» **Work to be completed**
Copy out all lines that carry the word "username".

» **Information provided**
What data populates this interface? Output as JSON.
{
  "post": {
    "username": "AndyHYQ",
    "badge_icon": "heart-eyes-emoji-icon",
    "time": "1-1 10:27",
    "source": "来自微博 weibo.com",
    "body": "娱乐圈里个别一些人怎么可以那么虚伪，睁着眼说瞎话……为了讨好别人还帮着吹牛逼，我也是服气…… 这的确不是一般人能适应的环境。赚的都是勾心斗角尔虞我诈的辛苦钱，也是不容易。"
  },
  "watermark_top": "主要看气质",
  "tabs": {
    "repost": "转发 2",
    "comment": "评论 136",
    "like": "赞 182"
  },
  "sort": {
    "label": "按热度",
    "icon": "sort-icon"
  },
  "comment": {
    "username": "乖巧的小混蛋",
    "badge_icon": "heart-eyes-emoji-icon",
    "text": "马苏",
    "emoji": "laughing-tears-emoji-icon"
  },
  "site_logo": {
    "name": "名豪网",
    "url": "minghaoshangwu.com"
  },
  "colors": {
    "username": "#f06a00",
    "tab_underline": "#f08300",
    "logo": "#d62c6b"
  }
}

» **Answer to this exercise**
    "username": "AndyHYQ",
    "username": "乖巧的小混蛋",
    "username": "#f06a00",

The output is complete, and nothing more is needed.